**WHAT YOU SHOULD DO:** Reproduce the data exactly and drop any pictures it holds.

**RECORD LIST:**
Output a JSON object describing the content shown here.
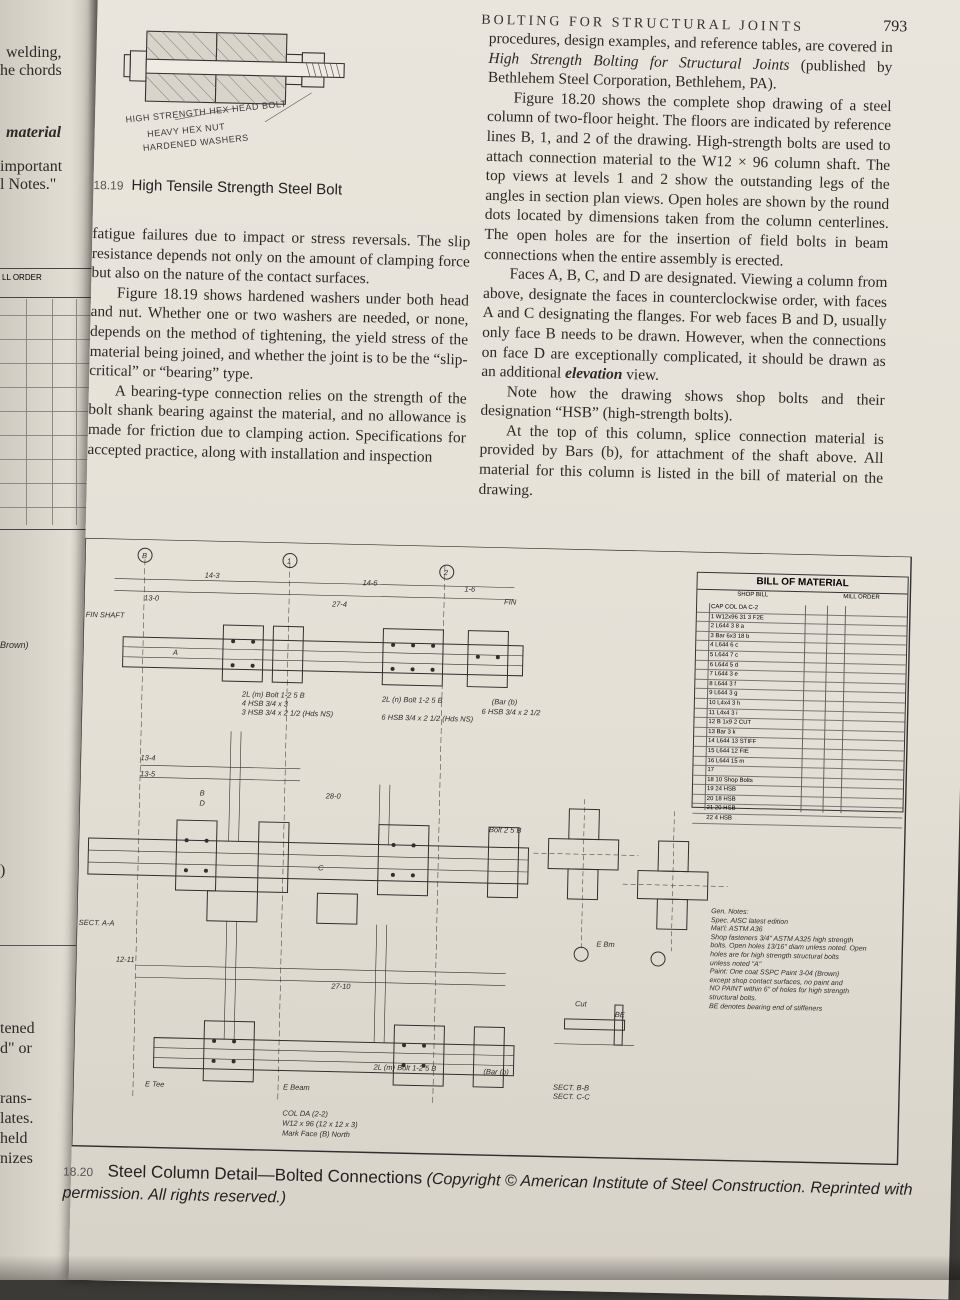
{
  "left_page": {
    "fragments": [
      {
        "text": "welding,",
        "style": "n"
      },
      {
        "text": "he chords",
        "style": "n"
      },
      {
        "text": "material",
        "style": "i"
      },
      {
        "text": "important",
        "style": "n"
      },
      {
        "text": "l Notes.\"",
        "style": "n"
      },
      {
        "text": "Brown)",
        "style": "s"
      },
      {
        "text": ")",
        "style": "n"
      },
      {
        "text": "tened",
        "style": "n"
      },
      {
        "text": "d\" or",
        "style": "n"
      },
      {
        "text": "rans-",
        "style": "n"
      },
      {
        "text": "lates.",
        "style": "n"
      },
      {
        "text": "held",
        "style": "n"
      },
      {
        "text": "nizes",
        "style": "n"
      }
    ],
    "table_header": "LL ORDER"
  },
  "header": {
    "running_title": "BOLTING FOR STRUCTURAL JOINTS",
    "page_number": "793"
  },
  "bolt_figure": {
    "labels": [
      "HIGH STRENGTH HEX HEAD BOLT",
      "HEAVY HEX NUT",
      "HARDENED WASHERS"
    ],
    "number": "18.19",
    "title": "High Tensile Strength Steel Bolt"
  },
  "left_column": {
    "paragraphs": [
      "fatigue failures due to impact or stress reversals. The slip resistance depends not only on the amount of clamping force but also on the nature of the contact surfaces.",
      "Figure 18.19 shows hardened washers under both head and nut. Whether one or two washers are needed, or none, depends on the method of tightening, the yield stress of the material being joined, and whether the joint is to be the “slip-critical” or “bearing” type.",
      "A bearing-type connection relies on the strength of the bolt shank bearing against the material, and no allowance is made for friction due to clamping action. Specifications for accepted practice, along with installation and inspection"
    ]
  },
  "right_column": {
    "p1_a": "procedures, design examples, and reference tables, are covered in ",
    "p1_title": "High Strength Bolting for Structural Joints",
    "p1_b": " (published by Bethlehem Steel Corporation, Bethlehem, PA).",
    "p2": "Figure 18.20 shows the complete shop drawing of a steel column of two-floor height. The floors are indicated by reference lines B, 1, and 2 of the drawing. High-strength bolts are used to attach connection material to the W12 × 96 column shaft. The top views at levels 1 and 2 show the outstanding legs of the angles in section plan views. Open holes are shown by the round dots located by dimensions taken from the column centerlines. The open holes are for the insertion of field bolts in beam connections when the entire assembly is erected.",
    "p3_a": "Faces A, B, C, and D are designated. Viewing a column from above, designate the faces in counterclockwise order, with faces A and C designating the flanges. For web faces B and D, usually only face B needs to be drawn. However, when the connections on face D are exceptionally complicated, it should be drawn as an additional ",
    "p3_em": "elevation",
    "p3_b": " view.",
    "p4": "Note how the drawing shows shop bolts and their designation “HSB” (high-strength bolts).",
    "p5": "At the top of this column, splice connection material is provided by Bars (b), for attachment of the shaft above. All material for this column is listed in the bill of material on the drawing."
  },
  "drawing": {
    "bom_title": "BILL OF MATERIAL",
    "shop_bill": "SHOP BILL",
    "mill_order": "MILL ORDER",
    "bom_rows": [
      "CAP COL DA C-2",
      "1 W12x96 31 3 F2E",
      "2 L644 3 8 a",
      "3 Bar 6x3 18 b",
      "4 L644 6 c",
      "5 L644 7 c",
      "6 L644 5 d",
      "7 L644 3 e",
      "8 L644 3 f",
      "9 L644 3 g",
      "10 L4x4 3 h",
      "11 L4x4 3 i",
      "12 B 1x9 2 CUT",
      "13 Bar 3 k",
      "14 L644 13 STIFF",
      "15 L644 12 FIE",
      "16 L644 15 m",
      "17",
      "18 10 Shop Bolts",
      "19 24 HSB",
      "20 18 HSB",
      "21 20 HSB",
      "22 4 HSB"
    ],
    "notes": [
      "Gen. Notes:",
      "Spec. AISC latest edition",
      "Mat'l: ASTM A36",
      "Shop fasteners 3/4\" ASTM A325 high strength",
      "bolts. Open holes 13/16\" diam unless noted. Open",
      "holes are for high strength structural bolts",
      "unless noted \"A\"",
      "Paint: One coat SSPC Paint 3-04 (Brown)",
      "except shop contact surfaces, no paint and",
      "NO PAINT within 6\" of holes for high strength",
      "structural bolts.",
      "BE denotes bearing end of stiffeners"
    ],
    "labels": {
      "dim_14_3": "14-3",
      "dim_14_6": "14-6",
      "dim_1_6": "1-6",
      "dim_13_0": "13-0",
      "dim_27_4": "27-4",
      "dim_28_0": "28-0",
      "dim_27_10": "27-10",
      "dim_13_4": "13-4",
      "dim_13_5": "13-5",
      "dim_12_11": "12-11",
      "fin_shaft": "FIN SHAFT",
      "fin": "FIN",
      "ref_b": "B",
      "ref_1": "1",
      "ref_2": "2",
      "face_a": "A",
      "face_b": "B",
      "face_c": "C",
      "face_d": "D",
      "bolt_note_1": "2L (m) Bolt 1-2 5 B",
      "bolt_note_2": "4 HSB 3/4 x 3",
      "bolt_note_3": "3 HSB 3/4 x 2 1/2 (Hds NS)",
      "bolt_note_4": "2L (n) Bolt 1-2 5 B",
      "bolt_note_5": "6 HSB 3/4 x 2 1/2 (Hds NS)",
      "bar_b": "(Bar (b)",
      "hsb_b": "6 HSB 3/4 x 2 1/2",
      "beam": "E Beam",
      "bm": "E Bm",
      "col_mark_1": "COL DA (2-2)",
      "col_mark_2": "W12 x 96 (12 x 12 x 3)",
      "col_mark_3": "Mark Face (B) North",
      "sect_a": "SECT. A-A",
      "sect_b": "SECT. B-B",
      "sect_c": "SECT. C-C",
      "cut": "Cut",
      "be": "BE",
      "bolt_2sb": "Bolt 2 5 B",
      "tee": "E Tee"
    }
  },
  "caption": {
    "number": "18.20",
    "title": "Steel Column Detail—Bolted Connections",
    "credit": "(Copyright © American Institute of Steel Construction. Reprinted with permission. All rights reserved.)"
  }
}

**REPLY:**
Output a JSON object describing the content shown here.
{
  "left_page": {
    "fragments": [
      {
        "text": "welding,",
        "style": "n"
      },
      {
        "text": "he chords",
        "style": "n"
      },
      {
        "text": "material",
        "style": "i"
      },
      {
        "text": "important",
        "style": "n"
      },
      {
        "text": "l Notes.\"",
        "style": "n"
      },
      {
        "text": "Brown)",
        "style": "s"
      },
      {
        "text": ")",
        "style": "n"
      },
      {
        "text": "tened",
        "style": "n"
      },
      {
        "text": "d\" or",
        "style": "n"
      },
      {
        "text": "rans-",
        "style": "n"
      },
      {
        "text": "lates.",
        "style": "n"
      },
      {
        "text": "held",
        "style": "n"
      },
      {
        "text": "nizes",
        "style": "n"
      }
    ],
    "table_header": "LL ORDER"
  },
  "header": {
    "running_title": "BOLTING FOR STRUCTURAL JOINTS",
    "page_number": "793"
  },
  "bolt_figure": {
    "labels": [
      "HIGH STRENGTH HEX HEAD BOLT",
      "HEAVY HEX NUT",
      "HARDENED WASHERS"
    ],
    "number": "18.19",
    "title": "High Tensile Strength Steel Bolt"
  },
  "left_column": {
    "paragraphs": [
      "fatigue failures due to impact or stress reversals. The slip resistance depends not only on the amount of clamping force but also on the nature of the contact surfaces.",
      "Figure 18.19 shows hardened washers under both head and nut. Whether one or two washers are needed, or none, depends on the method of tightening, the yield stress of the material being joined, and whether the joint is to be the “slip-critical” or “bearing” type.",
      "A bearing-type connection relies on the strength of the bolt shank bearing against the material, and no allowance is made for friction due to clamping action. Specifications for accepted practice, along with installation and inspection"
    ]
  },
  "right_column": {
    "p1_a": "procedures, design examples, and reference tables, are covered in ",
    "p1_title": "High Strength Bolting for Structural Joints",
    "p1_b": " (published by Bethlehem Steel Corporation, Bethlehem, PA).",
    "p2": "Figure 18.20 shows the complete shop drawing of a steel column of two-floor height. The floors are indicated by reference lines B, 1, and 2 of the drawing. High-strength bolts are used to attach connection material to the W12 × 96 column shaft. The top views at levels 1 and 2 show the outstanding legs of the angles in section plan views. Open holes are shown by the round dots located by dimensions taken from the column centerlines. The open holes are for the insertion of field bolts in beam connections when the entire assembly is erected.",
    "p3_a": "Faces A, B, C, and D are designated. Viewing a column from above, designate the faces in counterclockwise order, with faces A and C designating the flanges. For web faces B and D, usually only face B needs to be drawn. However, when the connections on face D are exceptionally complicated, it should be drawn as an additional ",
    "p3_em": "elevation",
    "p3_b": " view.",
    "p4": "Note how the drawing shows shop bolts and their designation “HSB” (high-strength bolts).",
    "p5": "At the top of this column, splice connection material is provided by Bars (b), for attachment of the shaft above. All material for this column is listed in the bill of material on the drawing."
  },
  "drawing": {
    "bom_title": "BILL OF MATERIAL",
    "shop_bill": "SHOP BILL",
    "mill_order": "MILL ORDER",
    "bom_rows": [
      "CAP COL DA C-2",
      "1 W12x96 31 3 F2E",
      "2 L644 3 8 a",
      "3 Bar 6x3 18 b",
      "4 L644 6 c",
      "5 L644 7 c",
      "6 L644 5 d",
      "7 L644 3 e",
      "8 L644 3 f",
      "9 L644 3 g",
      "10 L4x4 3 h",
      "11 L4x4 3 i",
      "12 B 1x9 2 CUT",
      "13 Bar 3 k",
      "14 L644 13 STIFF",
      "15 L644 12 FIE",
      "16 L644 15 m",
      "17",
      "18 10 Shop Bolts",
      "19 24 HSB",
      "20 18 HSB",
      "21 20 HSB",
      "22 4 HSB"
    ],
    "notes": [
      "Gen. Notes:",
      "Spec. AISC latest edition",
      "Mat'l: ASTM A36",
      "Shop fasteners 3/4\" ASTM A325 high strength",
      "bolts. Open holes 13/16\" diam unless noted. Open",
      "holes are for high strength structural bolts",
      "unless noted \"A\"",
      "Paint: One coat SSPC Paint 3-04 (Brown)",
      "except shop contact surfaces, no paint and",
      "NO PAINT within 6\" of holes for high strength",
      "structural bolts.",
      "BE denotes bearing end of stiffeners"
    ],
    "labels": {
      "dim_14_3": "14-3",
      "dim_14_6": "14-6",
      "dim_1_6": "1-6",
      "dim_13_0": "13-0",
      "dim_27_4": "27-4",
      "dim_28_0": "28-0",
      "dim_27_10": "27-10",
      "dim_13_4": "13-4",
      "dim_13_5": "13-5",
      "dim_12_11": "12-11",
      "fin_shaft": "FIN SHAFT",
      "fin": "FIN",
      "ref_b": "B",
      "ref_1": "1",
      "ref_2": "2",
      "face_a": "A",
      "face_b": "B",
      "face_c": "C",
      "face_d": "D",
      "bolt_note_1": "2L (m) Bolt 1-2 5 B",
      "bolt_note_2": "4 HSB 3/4 x 3",
      "bolt_note_3": "3 HSB 3/4 x 2 1/2 (Hds NS)",
      "bolt_note_4": "2L (n) Bolt 1-2 5 B",
      "bolt_note_5": "6 HSB 3/4 x 2 1/2 (Hds NS)",
      "bar_b": "(Bar (b)",
      "hsb_b": "6 HSB 3/4 x 2 1/2",
      "beam": "E Beam",
      "bm": "E Bm",
      "col_mark_1": "COL DA (2-2)",
      "col_mark_2": "W12 x 96 (12 x 12 x 3)",
      "col_mark_3": "Mark Face (B) North",
      "sect_a": "SECT. A-A",
      "sect_b": "SECT. B-B",
      "sect_c": "SECT. C-C",
      "cut": "Cut",
      "be": "BE",
      "bolt_2sb": "Bolt 2 5 B",
      "tee": "E Tee"
    }
  },
  "caption": {
    "number": "18.20",
    "title": "Steel Column Detail—Bolted Connections",
    "credit": "(Copyright © American Institute of Steel Construction. Reprinted with permission. All rights reserved.)"
  }
}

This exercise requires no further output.